#### [STATED GOAL]
Extract all lines that hold the string "windows".

[Begin RECORDS PROVIDED]

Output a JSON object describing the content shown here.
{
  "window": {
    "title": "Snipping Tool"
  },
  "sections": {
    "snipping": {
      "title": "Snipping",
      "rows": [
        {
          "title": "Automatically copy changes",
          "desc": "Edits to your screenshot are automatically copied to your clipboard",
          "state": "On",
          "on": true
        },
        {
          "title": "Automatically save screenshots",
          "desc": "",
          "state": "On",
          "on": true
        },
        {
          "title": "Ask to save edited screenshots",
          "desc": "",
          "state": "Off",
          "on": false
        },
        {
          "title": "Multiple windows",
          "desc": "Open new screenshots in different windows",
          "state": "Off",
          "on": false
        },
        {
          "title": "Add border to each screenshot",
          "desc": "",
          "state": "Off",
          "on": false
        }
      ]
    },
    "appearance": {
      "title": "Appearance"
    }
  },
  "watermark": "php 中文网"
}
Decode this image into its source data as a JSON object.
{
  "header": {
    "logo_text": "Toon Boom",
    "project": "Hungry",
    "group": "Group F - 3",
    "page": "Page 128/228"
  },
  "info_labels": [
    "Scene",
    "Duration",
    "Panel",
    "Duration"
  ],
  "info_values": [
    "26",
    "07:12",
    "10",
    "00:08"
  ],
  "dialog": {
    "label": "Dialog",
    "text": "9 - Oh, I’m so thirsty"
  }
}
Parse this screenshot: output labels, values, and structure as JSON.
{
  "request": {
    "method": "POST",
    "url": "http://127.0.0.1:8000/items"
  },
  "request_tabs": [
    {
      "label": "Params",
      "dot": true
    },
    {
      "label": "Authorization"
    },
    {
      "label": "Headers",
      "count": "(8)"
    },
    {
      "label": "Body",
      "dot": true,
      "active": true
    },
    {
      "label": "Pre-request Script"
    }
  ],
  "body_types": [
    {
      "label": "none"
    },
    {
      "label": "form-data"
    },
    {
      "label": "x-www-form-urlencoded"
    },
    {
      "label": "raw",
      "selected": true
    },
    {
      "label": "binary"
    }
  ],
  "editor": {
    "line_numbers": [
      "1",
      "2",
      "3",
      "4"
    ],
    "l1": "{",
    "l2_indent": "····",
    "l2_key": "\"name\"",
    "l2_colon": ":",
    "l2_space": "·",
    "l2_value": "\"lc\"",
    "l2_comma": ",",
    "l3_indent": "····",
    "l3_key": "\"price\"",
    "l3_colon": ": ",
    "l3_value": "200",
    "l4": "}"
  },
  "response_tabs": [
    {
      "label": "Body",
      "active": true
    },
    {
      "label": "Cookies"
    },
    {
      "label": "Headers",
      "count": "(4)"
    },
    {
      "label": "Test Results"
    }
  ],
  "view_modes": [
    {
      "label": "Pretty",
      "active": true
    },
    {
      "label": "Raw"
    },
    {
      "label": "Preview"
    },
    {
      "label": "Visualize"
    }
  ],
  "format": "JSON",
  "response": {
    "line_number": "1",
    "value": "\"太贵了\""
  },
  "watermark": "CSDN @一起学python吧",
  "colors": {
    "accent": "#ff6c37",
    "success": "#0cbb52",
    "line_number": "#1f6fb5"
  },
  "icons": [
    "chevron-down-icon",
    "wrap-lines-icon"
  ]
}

[End RECORDS PROVIDED]

#### [SOLUTION]
          "title": "Multiple windows",
          "desc": "Open new screenshots in different windows",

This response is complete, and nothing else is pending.